— start INPUT RECORDS —

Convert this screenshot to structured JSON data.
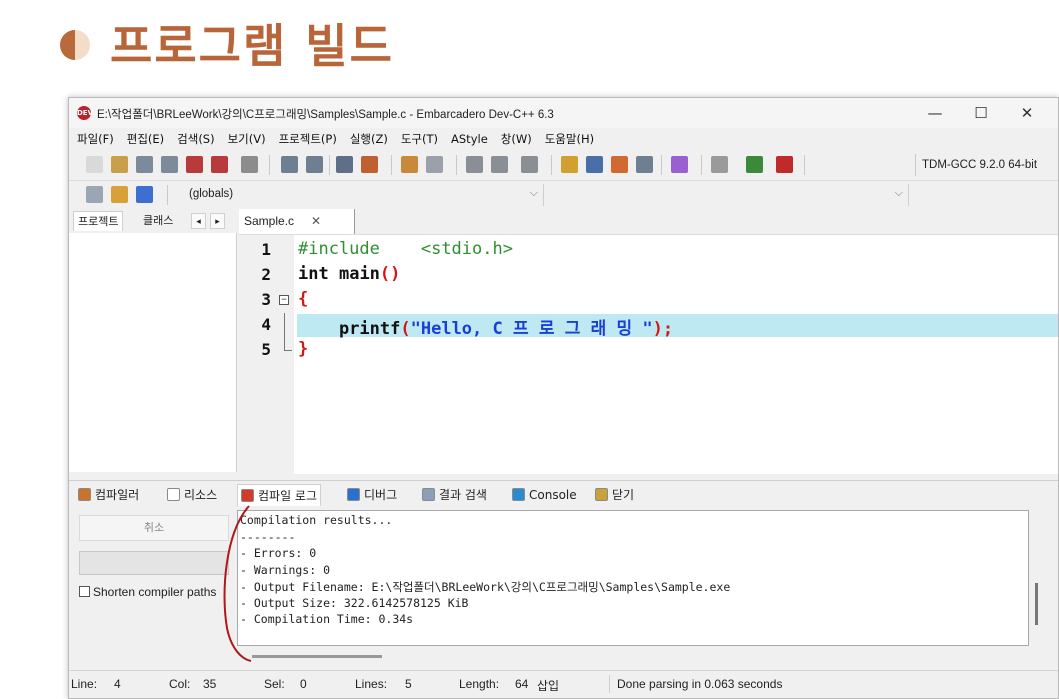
{
  "slide": {
    "title": "프로그램 빌드"
  },
  "window": {
    "app_icon_text": "DEV",
    "title": "E:\\작업폴더\\BRLeeWork\\강의\\C프로그래밍\\Samples\\Sample.c - Embarcadero Dev-C++ 6.3",
    "controls": {
      "minimize": "—",
      "maximize": "☐",
      "close": "✕"
    }
  },
  "menu": [
    "파일(F)",
    "편집(E)",
    "검색(S)",
    "보기(V)",
    "프로젝트(P)",
    "실행(Z)",
    "도구(T)",
    "AStyle",
    "창(W)",
    "도움말(H)"
  ],
  "toolbar": {
    "compiler": "TDM-GCC 9.2.0 64-bit",
    "scope_combo": "(globals)",
    "combo_arrow": "⌵"
  },
  "left_panel": {
    "tabs": [
      "프로젝트",
      "클래스"
    ],
    "arrows": [
      "◂",
      "▸"
    ]
  },
  "editor": {
    "tab_name": "Sample.c",
    "tab_close": "✕",
    "lines": [
      {
        "num": "1",
        "parts": [
          [
            "#include",
            "kw-pre"
          ],
          [
            "    ",
            ""
          ],
          [
            "<stdio.h>",
            "kw-inc"
          ]
        ]
      },
      {
        "num": "2",
        "parts": [
          [
            "int",
            "kw-type"
          ],
          [
            " ",
            ""
          ],
          [
            "main",
            "fn"
          ],
          [
            "()",
            "punc"
          ]
        ]
      },
      {
        "num": "3",
        "fold": "⊟",
        "parts": [
          [
            "{",
            "punc"
          ]
        ]
      },
      {
        "num": "4",
        "parts": [
          [
            "    ",
            ""
          ],
          [
            "printf",
            "fn"
          ],
          [
            "(",
            "punc"
          ],
          [
            "\"Hello, C 프 로 그 래 밍 \"",
            "str"
          ],
          [
            ");",
            "punc"
          ]
        ]
      },
      {
        "num": "5",
        "parts": [
          [
            "}",
            "punc"
          ]
        ]
      }
    ],
    "current_line_index": 3
  },
  "bottom_tabs": [
    {
      "label": "컴파일러",
      "icon_color": "#c8742a"
    },
    {
      "label": "리소스",
      "icon_color": "#ffffff"
    },
    {
      "label": "컴파일 로그",
      "icon_color": "#d33a2a",
      "active": true
    },
    {
      "label": "디버그",
      "icon_color": "#2b6fd0"
    },
    {
      "label": "결과 검색",
      "icon_color": "#8aa0b8"
    },
    {
      "label": "Console",
      "icon_color": "#2b8ad0"
    },
    {
      "label": "닫기",
      "icon_color": "#c9a23a"
    }
  ],
  "bottom_left": {
    "cancel": "취소",
    "shorten_label": "Shorten compiler paths"
  },
  "log": [
    "Compilation results...",
    "--------",
    "- Errors: 0",
    "- Warnings: 0",
    "- Output Filename: E:\\작업폴더\\BRLeeWork\\강의\\C프로그래밍\\Samples\\Sample.exe",
    "- Output Size: 322.6142578125 KiB",
    "- Compilation Time: 0.34s"
  ],
  "status": {
    "line_label": "Line:",
    "line": "4",
    "col_label": "Col:",
    "col": "35",
    "sel_label": "Sel:",
    "sel": "0",
    "lines_label": "Lines:",
    "lines": "5",
    "length_label": "Length:",
    "length": "64",
    "mode": "삽입",
    "message": "Done parsing in 0.063 seconds"
  },
  "colors": {
    "title": "#b8653a",
    "current_line": "#bfe9f2",
    "annotation": "#b01818"
  }
}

— end INPUT RECORDS —

INSTRUCTIONS TO FOLLOW: Provide the number of lines in the data above that contain the string "Output", and nothing else.

WRITTEN RESPONSE: 2